__RECORDS__
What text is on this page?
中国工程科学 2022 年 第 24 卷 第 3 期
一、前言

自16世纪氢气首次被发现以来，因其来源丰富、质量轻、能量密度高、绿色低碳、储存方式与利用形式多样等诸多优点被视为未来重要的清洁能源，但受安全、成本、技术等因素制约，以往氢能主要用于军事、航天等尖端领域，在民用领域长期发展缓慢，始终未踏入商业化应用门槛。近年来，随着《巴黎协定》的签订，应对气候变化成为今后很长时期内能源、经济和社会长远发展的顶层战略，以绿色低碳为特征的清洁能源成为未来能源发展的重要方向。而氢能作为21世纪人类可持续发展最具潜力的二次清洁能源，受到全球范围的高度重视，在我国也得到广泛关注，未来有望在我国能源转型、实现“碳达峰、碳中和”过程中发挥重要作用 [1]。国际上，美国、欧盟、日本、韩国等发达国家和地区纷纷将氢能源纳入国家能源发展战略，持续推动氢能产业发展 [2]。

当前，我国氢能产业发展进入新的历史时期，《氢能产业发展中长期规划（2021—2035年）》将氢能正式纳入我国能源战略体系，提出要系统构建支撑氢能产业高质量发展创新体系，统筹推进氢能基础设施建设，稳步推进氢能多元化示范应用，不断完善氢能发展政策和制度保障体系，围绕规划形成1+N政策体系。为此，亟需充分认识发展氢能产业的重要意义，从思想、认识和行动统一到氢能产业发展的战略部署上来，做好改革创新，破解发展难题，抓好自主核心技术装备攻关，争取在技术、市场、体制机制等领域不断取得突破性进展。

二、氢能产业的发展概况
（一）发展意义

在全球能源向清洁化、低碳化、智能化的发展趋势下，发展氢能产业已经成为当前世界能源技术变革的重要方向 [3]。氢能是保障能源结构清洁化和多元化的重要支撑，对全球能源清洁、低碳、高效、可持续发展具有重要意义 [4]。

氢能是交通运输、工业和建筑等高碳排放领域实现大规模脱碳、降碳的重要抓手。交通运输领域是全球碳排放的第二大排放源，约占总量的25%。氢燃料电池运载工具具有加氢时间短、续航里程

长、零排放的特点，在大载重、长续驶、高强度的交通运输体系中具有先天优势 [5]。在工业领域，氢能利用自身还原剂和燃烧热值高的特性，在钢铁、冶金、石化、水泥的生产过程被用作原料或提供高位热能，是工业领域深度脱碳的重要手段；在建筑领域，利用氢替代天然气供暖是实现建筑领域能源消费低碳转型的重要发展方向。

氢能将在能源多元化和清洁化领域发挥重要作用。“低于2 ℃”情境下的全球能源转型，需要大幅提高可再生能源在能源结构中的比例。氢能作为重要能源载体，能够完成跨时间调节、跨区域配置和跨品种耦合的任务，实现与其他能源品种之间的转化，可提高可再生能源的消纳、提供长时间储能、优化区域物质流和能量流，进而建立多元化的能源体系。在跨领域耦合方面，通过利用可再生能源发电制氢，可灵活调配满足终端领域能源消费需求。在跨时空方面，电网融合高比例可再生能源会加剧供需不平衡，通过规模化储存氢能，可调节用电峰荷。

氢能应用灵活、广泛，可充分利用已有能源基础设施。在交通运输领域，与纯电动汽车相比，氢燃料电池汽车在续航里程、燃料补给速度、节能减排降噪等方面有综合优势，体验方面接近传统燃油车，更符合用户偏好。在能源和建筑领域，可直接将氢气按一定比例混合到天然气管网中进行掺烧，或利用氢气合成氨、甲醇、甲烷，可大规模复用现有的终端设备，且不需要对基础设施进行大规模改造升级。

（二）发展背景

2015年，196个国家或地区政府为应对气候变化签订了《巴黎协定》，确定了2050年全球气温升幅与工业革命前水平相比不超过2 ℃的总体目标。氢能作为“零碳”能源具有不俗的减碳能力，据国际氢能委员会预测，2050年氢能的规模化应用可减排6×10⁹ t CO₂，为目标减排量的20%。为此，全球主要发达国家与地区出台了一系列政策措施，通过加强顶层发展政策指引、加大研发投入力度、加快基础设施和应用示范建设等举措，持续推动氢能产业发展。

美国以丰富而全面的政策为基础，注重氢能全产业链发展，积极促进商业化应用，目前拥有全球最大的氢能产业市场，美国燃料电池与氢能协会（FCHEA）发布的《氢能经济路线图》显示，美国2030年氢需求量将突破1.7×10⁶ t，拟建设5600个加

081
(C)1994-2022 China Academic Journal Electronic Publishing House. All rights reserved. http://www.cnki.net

__EXERCISE__
Extract every entry in the listing word for word.

__SOLUTION TO THIS TASK__
What text is on this page?
中国工程科学 2022 年 第 24 卷 第 3 期
一、前言

自16世纪氢气首次被发现以来，因其来源丰富、质量轻、能量密度高、绿色低碳、储存方式与利用形式多样等诸多优点被视为未来重要的清洁能源，但受安全、成本、技术等因素制约，以往氢能主要用于军事、航天等尖端领域，在民用领域长期发展缓慢，始终未踏入商业化应用门槛。近年来，随着《巴黎协定》的签订，应对气候变化成为今后很长时期内能源、经济和社会长远发展的顶层战略，以绿色低碳为特征的清洁能源成为未来能源发展的重要方向。而氢能作为21世纪人类可持续发展最具潜力的二次清洁能源，受到全球范围的高度重视，在我国也得到广泛关注，未来有望在我国能源转型、实现“碳达峰、碳中和”过程中发挥重要作用 [1]。国际上，美国、欧盟、日本、韩国等发达国家和地区纷纷将氢能源纳入国家能源发展战略，持续推动氢能产业发展 [2]。

当前，我国氢能产业发展进入新的历史时期，《氢能产业发展中长期规划（2021—2035年）》将氢能正式纳入我国能源战略体系，提出要系统构建支撑氢能产业高质量发展创新体系，统筹推进氢能基础设施建设，稳步推进氢能多元化示范应用，不断完善氢能发展政策和制度保障体系，围绕规划形成1+N政策体系。为此，亟需充分认识发展氢能产业的重要意义，从思想、认识和行动统一到氢能产业发展的战略部署上来，做好改革创新，破解发展难题，抓好自主核心技术装备攻关，争取在技术、市场、体制机制等领域不断取得突破性进展。

二、氢能产业的发展概况
（一）发展意义

在全球能源向清洁化、低碳化、智能化的发展趋势下，发展氢能产业已经成为当前世界能源技术变革的重要方向 [3]。氢能是保障能源结构清洁化和多元化的重要支撑，对全球能源清洁、低碳、高效、可持续发展具有重要意义 [4]。

氢能是交通运输、工业和建筑等高碳排放领域实现大规模脱碳、降碳的重要抓手。交通运输领域是全球碳排放的第二大排放源，约占总量的25%。氢燃料电池运载工具具有加氢时间短、续航里程

长、零排放的特点，在大载重、长续驶、高强度的交通运输体系中具有先天优势 [5]。在工业领域，氢能利用自身还原剂和燃烧热值高的特性，在钢铁、冶金、石化、水泥的生产过程被用作原料或提供高位热能，是工业领域深度脱碳的重要手段；在建筑领域，利用氢替代天然气供暖是实现建筑领域能源消费低碳转型的重要发展方向。

氢能将在能源多元化和清洁化领域发挥重要作用。“低于2 ℃”情境下的全球能源转型，需要大幅提高可再生能源在能源结构中的比例。氢能作为重要能源载体，能够完成跨时间调节、跨区域配置和跨品种耦合的任务，实现与其他能源品种之间的转化，可提高可再生能源的消纳、提供长时间储能、优化区域物质流和能量流，进而建立多元化的能源体系。在跨领域耦合方面，通过利用可再生能源发电制氢，可灵活调配满足终端领域能源消费需求。在跨时空方面，电网融合高比例可再生能源会加剧供需不平衡，通过规模化储存氢能，可调节用电峰荷。

氢能应用灵活、广泛，可充分利用已有能源基础设施。在交通运输领域，与纯电动汽车相比，氢燃料电池汽车在续航里程、燃料补给速度、节能减排降噪等方面有综合优势，体验方面接近传统燃油车，更符合用户偏好。在能源和建筑领域，可直接将氢气按一定比例混合到天然气管网中进行掺烧，或利用氢气合成氨、甲醇、甲烷，可大规模复用现有的终端设备，且不需要对基础设施进行大规模改造升级。

（二）发展背景

2015年，196个国家或地区政府为应对气候变化签订了《巴黎协定》，确定了2050年全球气温升幅与工业革命前水平相比不超过2 ℃的总体目标。氢能作为“零碳”能源具有不俗的减碳能力，据国际氢能委员会预测，2050年氢能的规模化应用可减排6×10⁹ t CO₂，为目标减排量的20%。为此，全球主要发达国家与地区出台了一系列政策措施，通过加强顶层发展政策指引、加大研发投入力度、加快基础设施和应用示范建设等举措，持续推动氢能产业发展。

美国以丰富而全面的政策为基础，注重氢能全产业链发展，积极促进商业化应用，目前拥有全球最大的氢能产业市场，美国燃料电池与氢能协会（FCHEA）发布的《氢能经济路线图》显示，美国2030年氢需求量将突破1.7×10⁶ t，拟建设5600个加

081
(C)1994-2022 China Academic Journal Electronic Publishing House. All rights reserved. http://www.cnki.net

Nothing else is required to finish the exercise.